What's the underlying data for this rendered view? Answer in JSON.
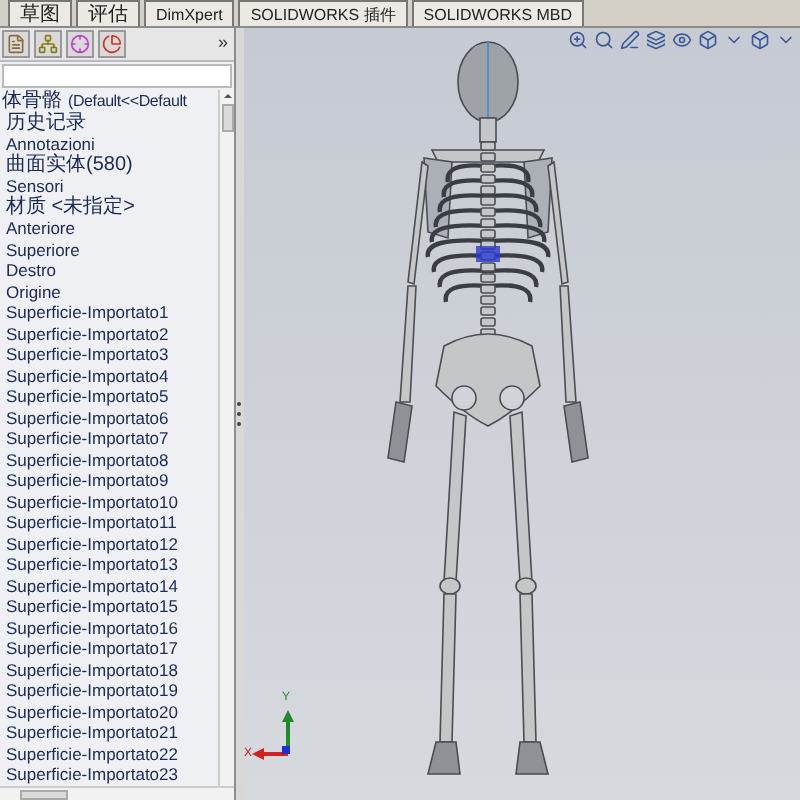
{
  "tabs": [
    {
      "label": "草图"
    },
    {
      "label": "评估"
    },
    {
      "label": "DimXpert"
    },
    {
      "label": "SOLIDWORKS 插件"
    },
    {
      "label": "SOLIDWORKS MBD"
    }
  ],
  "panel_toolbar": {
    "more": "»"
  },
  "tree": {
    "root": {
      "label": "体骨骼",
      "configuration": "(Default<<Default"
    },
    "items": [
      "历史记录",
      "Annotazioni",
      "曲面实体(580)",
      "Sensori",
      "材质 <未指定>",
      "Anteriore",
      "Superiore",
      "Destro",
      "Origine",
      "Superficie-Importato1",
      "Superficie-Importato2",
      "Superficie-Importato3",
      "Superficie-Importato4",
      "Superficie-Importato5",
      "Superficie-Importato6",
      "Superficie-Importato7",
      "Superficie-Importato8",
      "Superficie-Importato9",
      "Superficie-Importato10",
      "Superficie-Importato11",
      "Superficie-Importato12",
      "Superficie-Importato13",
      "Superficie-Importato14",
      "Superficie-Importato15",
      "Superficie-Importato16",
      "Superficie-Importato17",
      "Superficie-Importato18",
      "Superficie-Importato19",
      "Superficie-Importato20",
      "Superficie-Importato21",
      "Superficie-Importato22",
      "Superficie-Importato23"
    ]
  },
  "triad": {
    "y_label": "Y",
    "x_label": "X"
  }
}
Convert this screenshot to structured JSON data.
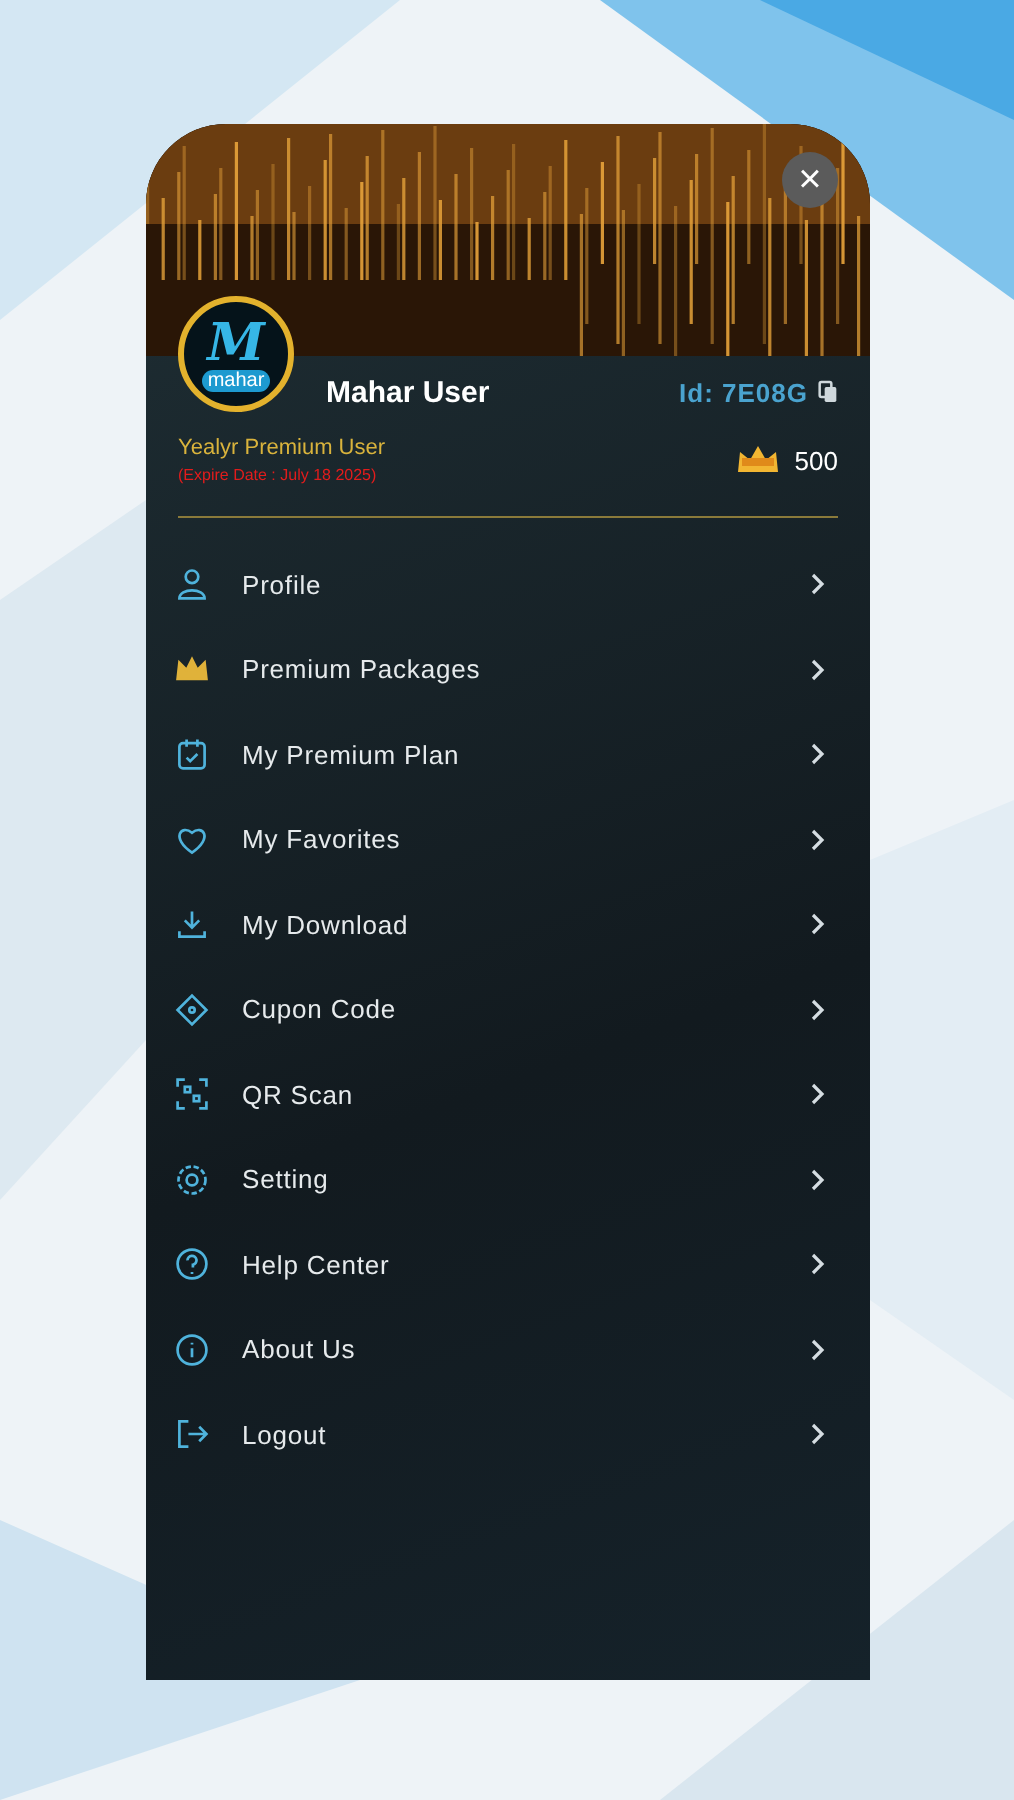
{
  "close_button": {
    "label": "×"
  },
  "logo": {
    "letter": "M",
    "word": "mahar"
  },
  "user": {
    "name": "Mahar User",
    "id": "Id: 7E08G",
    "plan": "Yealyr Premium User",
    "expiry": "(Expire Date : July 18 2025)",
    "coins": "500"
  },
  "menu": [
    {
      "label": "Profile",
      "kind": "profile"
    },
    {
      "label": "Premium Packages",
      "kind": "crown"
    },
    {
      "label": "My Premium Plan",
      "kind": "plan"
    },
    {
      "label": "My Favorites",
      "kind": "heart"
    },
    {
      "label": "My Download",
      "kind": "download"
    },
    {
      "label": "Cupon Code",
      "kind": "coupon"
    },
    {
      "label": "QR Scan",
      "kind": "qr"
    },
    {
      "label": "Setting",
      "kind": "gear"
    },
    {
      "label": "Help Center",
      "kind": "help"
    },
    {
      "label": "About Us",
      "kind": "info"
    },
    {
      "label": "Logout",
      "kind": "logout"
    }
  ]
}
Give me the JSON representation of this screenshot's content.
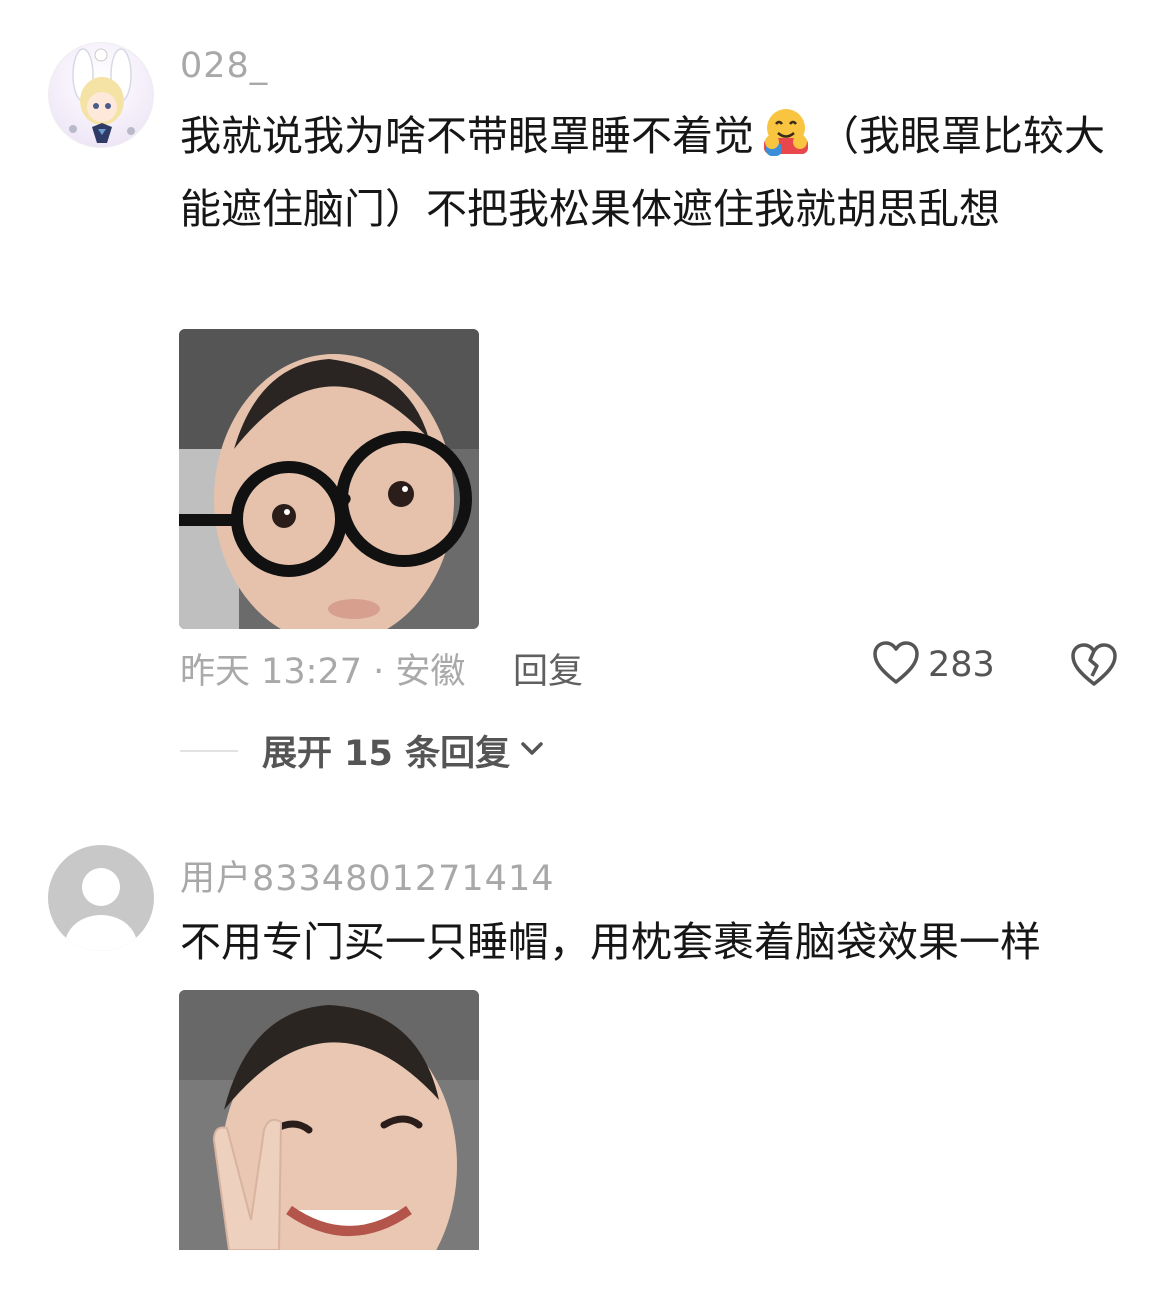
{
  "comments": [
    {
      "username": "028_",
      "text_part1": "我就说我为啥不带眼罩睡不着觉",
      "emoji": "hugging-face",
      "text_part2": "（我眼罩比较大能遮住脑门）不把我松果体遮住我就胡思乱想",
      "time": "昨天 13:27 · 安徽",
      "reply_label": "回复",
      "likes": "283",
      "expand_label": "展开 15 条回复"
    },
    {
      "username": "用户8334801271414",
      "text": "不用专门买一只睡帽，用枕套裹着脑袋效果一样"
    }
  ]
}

--

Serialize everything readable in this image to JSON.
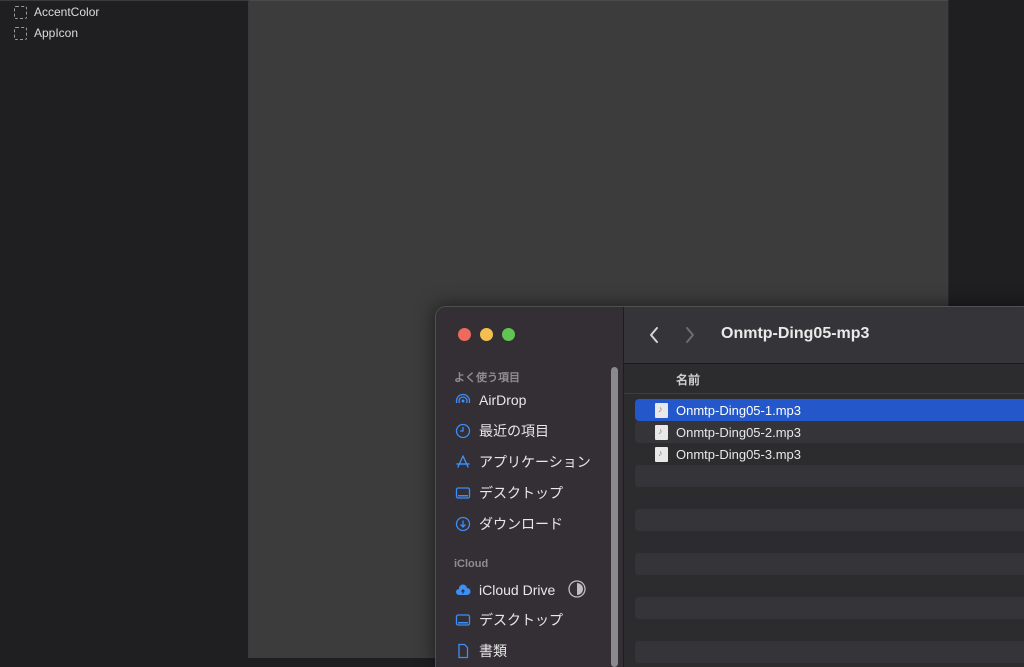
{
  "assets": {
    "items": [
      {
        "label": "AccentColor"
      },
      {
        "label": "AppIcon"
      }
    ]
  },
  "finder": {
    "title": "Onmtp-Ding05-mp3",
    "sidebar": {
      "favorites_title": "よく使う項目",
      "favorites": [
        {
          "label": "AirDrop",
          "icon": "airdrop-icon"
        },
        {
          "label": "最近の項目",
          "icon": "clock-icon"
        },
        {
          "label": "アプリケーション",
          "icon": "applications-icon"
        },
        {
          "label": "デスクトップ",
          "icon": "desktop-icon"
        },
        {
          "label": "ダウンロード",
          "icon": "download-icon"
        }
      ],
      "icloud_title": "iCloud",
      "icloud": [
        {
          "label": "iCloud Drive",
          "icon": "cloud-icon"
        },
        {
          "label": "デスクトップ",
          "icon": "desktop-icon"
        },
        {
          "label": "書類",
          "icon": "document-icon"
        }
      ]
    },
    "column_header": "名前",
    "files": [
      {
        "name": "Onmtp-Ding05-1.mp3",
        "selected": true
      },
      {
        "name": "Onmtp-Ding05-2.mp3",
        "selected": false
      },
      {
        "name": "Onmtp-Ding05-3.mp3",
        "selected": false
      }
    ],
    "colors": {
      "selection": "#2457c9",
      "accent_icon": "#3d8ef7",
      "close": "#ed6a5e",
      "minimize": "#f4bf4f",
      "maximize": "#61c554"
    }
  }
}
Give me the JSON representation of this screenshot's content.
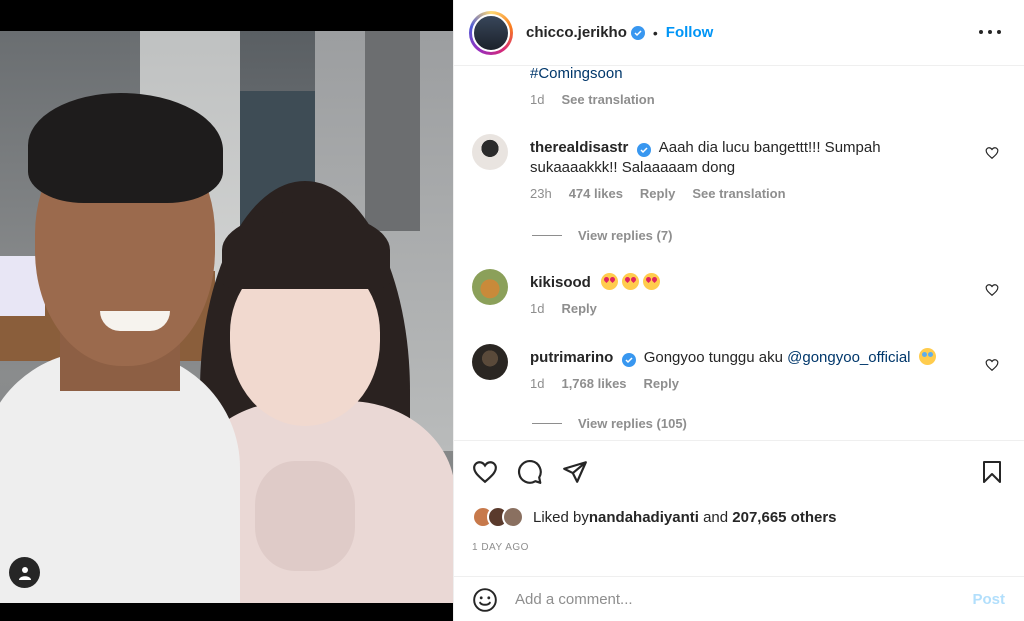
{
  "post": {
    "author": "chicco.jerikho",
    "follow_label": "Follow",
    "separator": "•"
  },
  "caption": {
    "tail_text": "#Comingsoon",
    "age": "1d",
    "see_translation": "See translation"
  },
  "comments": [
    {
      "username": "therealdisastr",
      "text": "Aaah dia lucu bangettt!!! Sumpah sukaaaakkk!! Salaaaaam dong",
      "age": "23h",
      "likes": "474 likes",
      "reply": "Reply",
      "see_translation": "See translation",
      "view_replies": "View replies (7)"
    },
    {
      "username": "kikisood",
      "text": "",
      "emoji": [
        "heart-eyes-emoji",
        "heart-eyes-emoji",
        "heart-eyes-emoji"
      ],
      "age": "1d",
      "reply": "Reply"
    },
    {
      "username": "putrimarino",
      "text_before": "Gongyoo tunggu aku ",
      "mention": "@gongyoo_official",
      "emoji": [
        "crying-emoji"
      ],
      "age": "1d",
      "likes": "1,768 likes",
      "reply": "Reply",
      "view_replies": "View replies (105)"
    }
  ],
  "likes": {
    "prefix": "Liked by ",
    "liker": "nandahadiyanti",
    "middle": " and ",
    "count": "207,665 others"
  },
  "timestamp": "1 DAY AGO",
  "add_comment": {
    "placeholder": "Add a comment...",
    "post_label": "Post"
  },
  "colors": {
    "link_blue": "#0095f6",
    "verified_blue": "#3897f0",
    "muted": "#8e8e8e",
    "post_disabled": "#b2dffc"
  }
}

● Task directions
Copy every line of the listing that includes the string "username".

● Written solution
      "username": "028_",
      "username": "用户8334801271414",
      "username": "therealdisastr",
      "username": "kikisood",
      "username": "putrimarino",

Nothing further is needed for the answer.